> **WORK REQUIRED**:
Determine how many lines hold "files" and give only that number.

========

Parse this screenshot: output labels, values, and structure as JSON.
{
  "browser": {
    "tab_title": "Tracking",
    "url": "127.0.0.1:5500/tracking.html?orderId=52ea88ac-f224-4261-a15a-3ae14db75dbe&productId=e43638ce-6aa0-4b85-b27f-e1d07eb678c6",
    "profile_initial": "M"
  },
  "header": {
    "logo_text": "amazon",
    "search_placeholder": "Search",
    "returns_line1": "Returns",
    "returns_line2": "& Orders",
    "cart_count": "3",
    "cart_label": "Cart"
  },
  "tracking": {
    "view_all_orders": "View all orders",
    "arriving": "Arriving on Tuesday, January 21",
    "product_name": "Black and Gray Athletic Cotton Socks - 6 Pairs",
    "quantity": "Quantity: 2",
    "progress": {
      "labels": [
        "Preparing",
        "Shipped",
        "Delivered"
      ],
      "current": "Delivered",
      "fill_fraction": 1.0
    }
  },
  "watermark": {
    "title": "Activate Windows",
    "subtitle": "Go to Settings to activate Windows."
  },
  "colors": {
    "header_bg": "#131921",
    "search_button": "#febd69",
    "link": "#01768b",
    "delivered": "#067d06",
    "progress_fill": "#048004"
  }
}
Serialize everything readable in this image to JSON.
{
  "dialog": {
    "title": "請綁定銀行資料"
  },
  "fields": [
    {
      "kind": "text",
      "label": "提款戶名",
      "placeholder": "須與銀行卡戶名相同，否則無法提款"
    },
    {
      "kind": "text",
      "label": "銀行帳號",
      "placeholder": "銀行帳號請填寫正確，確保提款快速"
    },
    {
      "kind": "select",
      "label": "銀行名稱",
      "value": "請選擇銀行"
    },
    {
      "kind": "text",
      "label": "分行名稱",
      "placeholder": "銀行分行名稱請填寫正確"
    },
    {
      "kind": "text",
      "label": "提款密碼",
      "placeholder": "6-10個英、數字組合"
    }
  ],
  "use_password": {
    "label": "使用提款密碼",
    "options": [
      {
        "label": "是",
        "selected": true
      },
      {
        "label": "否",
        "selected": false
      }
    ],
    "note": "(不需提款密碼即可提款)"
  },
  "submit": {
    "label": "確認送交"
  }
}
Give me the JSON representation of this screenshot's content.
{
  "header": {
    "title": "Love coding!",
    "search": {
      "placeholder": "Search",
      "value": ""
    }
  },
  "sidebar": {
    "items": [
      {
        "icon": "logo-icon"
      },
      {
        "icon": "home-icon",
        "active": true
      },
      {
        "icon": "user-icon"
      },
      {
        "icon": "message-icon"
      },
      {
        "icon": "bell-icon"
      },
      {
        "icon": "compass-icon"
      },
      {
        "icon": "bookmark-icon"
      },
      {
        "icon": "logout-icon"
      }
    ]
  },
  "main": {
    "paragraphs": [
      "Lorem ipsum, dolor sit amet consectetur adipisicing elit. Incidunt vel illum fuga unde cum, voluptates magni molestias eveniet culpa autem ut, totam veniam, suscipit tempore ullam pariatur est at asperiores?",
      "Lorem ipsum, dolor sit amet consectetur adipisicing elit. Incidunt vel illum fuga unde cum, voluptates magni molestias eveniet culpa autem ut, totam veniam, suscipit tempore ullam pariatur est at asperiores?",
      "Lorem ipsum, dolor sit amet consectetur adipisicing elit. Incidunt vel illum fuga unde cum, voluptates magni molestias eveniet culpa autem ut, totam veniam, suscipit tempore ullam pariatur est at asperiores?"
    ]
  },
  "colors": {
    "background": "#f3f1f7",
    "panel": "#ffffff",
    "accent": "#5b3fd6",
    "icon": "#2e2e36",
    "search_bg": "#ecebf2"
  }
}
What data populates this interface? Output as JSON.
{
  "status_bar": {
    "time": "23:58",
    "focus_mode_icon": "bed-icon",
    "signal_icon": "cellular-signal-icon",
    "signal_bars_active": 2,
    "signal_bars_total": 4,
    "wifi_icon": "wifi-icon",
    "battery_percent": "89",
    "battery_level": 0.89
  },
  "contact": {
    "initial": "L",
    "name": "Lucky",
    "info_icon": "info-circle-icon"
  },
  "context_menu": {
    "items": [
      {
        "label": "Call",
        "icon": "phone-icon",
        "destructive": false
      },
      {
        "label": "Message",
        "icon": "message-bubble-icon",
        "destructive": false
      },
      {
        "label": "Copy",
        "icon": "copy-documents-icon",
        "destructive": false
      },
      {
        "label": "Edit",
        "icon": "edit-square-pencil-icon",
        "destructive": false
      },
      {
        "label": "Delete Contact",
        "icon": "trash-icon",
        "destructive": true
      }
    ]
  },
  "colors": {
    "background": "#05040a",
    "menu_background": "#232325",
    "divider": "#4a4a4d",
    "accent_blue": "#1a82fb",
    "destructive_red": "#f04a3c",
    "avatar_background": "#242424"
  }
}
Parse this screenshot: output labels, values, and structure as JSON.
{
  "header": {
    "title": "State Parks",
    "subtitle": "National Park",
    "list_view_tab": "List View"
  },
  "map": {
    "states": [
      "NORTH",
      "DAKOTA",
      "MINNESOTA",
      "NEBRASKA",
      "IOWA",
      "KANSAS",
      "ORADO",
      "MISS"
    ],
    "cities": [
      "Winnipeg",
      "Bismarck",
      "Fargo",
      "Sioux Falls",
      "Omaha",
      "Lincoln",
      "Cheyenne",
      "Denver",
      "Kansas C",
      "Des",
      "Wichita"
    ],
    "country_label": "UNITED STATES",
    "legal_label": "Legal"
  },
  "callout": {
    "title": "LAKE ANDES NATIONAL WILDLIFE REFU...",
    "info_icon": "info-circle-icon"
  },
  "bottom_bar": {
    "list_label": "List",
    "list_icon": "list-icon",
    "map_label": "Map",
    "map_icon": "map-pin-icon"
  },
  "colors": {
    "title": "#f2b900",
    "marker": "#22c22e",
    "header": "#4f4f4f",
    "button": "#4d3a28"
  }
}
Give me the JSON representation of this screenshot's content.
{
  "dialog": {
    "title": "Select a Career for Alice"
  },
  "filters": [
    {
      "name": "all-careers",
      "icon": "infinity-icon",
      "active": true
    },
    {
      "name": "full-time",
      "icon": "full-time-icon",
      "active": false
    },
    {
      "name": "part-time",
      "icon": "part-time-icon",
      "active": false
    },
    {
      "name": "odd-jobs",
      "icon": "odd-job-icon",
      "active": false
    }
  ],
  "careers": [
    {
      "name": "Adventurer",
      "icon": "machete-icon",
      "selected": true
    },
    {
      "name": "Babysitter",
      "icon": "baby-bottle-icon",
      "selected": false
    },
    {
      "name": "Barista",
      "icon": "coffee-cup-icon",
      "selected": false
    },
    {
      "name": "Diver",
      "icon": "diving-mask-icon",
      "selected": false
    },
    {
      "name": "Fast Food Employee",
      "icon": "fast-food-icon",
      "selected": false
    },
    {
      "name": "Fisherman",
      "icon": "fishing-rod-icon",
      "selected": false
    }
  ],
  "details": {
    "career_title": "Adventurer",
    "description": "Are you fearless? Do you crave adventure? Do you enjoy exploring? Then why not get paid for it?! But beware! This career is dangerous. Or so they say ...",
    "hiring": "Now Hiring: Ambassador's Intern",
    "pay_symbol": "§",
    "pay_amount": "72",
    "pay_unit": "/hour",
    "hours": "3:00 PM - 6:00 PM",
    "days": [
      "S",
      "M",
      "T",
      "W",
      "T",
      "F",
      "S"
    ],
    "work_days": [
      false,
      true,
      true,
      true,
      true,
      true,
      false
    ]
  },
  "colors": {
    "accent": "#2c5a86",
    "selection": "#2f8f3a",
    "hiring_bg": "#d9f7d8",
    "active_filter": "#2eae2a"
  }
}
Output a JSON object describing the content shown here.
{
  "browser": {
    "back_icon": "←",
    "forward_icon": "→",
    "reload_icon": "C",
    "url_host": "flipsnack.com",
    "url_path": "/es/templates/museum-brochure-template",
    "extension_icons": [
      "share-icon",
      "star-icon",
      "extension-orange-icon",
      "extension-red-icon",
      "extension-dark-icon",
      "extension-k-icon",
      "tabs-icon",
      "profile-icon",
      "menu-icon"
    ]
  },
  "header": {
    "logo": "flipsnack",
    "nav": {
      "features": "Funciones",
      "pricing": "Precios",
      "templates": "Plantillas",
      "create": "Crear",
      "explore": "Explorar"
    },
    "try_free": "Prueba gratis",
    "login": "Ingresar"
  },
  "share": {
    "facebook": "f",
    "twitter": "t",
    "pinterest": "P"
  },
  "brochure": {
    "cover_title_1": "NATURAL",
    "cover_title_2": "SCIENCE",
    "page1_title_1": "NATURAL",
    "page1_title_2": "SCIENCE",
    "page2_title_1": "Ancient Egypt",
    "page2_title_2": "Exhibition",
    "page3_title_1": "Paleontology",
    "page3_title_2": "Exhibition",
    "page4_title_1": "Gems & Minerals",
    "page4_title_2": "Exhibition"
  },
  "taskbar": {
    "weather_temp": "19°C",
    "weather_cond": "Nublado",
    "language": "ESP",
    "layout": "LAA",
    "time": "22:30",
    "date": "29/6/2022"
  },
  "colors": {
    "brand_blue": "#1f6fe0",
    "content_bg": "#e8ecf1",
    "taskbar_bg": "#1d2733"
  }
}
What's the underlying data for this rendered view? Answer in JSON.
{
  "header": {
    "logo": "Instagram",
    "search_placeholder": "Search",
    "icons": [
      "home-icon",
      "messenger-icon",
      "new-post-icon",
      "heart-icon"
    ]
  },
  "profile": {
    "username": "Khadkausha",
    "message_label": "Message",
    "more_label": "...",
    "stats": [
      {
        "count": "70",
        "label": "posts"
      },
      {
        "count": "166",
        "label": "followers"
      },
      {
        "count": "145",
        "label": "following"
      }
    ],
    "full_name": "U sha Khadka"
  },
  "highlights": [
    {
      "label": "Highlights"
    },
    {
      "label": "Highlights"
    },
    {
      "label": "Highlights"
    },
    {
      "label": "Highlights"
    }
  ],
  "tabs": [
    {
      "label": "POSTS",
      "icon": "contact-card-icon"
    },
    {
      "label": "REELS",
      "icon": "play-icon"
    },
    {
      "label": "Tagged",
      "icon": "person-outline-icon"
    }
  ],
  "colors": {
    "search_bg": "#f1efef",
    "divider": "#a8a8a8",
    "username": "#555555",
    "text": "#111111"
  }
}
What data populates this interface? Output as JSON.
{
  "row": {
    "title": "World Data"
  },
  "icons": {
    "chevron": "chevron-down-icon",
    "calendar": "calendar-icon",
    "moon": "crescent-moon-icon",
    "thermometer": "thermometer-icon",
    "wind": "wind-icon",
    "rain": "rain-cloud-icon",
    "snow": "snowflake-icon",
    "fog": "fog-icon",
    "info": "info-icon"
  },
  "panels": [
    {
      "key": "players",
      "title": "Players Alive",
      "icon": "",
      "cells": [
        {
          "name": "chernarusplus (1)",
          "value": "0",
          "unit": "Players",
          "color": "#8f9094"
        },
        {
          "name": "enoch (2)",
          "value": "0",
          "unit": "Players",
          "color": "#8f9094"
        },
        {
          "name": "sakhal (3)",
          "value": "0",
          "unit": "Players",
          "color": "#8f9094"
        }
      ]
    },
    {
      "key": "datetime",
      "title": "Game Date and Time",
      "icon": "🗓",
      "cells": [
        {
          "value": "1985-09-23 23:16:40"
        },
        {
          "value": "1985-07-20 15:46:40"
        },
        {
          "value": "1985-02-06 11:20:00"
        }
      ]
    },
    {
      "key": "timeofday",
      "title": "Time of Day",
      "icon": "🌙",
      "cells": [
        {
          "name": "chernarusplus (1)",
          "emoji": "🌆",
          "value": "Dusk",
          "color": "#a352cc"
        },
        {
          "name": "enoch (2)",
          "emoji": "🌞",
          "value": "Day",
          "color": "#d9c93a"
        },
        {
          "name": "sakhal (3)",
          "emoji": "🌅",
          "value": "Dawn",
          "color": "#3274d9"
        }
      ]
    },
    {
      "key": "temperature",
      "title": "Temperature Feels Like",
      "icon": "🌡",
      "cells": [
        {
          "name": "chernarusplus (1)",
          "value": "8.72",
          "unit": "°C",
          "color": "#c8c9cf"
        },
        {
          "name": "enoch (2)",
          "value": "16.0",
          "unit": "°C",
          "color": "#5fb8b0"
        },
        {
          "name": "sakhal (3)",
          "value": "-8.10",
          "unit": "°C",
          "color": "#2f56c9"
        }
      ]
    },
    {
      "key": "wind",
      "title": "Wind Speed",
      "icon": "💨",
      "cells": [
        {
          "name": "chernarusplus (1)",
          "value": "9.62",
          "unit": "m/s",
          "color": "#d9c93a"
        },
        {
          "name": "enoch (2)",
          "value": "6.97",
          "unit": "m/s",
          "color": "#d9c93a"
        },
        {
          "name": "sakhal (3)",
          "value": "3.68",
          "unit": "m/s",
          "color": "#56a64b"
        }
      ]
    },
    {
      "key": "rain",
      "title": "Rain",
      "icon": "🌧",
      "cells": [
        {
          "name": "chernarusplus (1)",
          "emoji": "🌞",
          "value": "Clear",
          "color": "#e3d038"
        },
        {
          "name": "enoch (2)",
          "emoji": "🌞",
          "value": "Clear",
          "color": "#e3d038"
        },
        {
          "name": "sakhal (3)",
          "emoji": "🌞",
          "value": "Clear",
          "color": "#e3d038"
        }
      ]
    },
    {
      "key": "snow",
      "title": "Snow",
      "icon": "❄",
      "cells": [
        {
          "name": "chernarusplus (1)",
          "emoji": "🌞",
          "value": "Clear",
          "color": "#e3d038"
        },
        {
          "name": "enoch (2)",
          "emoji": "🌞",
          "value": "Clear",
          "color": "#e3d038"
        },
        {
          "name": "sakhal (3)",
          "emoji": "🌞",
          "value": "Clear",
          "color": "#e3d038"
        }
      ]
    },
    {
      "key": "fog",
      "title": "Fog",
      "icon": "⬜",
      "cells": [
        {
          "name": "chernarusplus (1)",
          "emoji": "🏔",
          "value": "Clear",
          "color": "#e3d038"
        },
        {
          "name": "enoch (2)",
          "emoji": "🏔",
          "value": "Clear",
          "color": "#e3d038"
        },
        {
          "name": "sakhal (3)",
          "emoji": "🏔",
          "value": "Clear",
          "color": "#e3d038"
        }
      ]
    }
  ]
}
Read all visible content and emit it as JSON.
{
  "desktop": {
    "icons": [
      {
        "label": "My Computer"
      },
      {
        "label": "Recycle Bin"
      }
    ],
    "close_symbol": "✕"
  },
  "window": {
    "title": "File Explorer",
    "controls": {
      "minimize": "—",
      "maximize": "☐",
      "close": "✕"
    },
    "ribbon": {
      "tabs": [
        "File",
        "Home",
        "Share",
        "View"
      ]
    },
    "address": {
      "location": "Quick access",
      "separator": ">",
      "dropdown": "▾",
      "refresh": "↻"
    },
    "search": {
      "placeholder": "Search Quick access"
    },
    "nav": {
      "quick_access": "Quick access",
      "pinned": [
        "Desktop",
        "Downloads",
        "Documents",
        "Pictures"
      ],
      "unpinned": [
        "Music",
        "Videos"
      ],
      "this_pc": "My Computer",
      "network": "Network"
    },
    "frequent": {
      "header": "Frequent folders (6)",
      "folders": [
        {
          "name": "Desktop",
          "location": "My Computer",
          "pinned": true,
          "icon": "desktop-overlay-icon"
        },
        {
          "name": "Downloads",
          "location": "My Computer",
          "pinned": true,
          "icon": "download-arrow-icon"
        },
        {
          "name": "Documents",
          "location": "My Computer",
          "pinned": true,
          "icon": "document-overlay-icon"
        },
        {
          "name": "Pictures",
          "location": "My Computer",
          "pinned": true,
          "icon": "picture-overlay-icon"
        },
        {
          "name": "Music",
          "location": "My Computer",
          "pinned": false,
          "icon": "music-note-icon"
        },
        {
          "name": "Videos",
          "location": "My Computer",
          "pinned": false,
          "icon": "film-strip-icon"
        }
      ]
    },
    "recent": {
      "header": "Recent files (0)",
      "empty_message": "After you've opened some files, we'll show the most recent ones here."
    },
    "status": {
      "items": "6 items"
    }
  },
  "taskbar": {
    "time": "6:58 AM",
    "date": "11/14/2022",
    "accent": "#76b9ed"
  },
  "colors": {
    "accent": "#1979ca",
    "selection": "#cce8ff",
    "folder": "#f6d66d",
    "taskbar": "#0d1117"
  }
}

========

> **ANSWER FOR THIS EXERCISE**:
2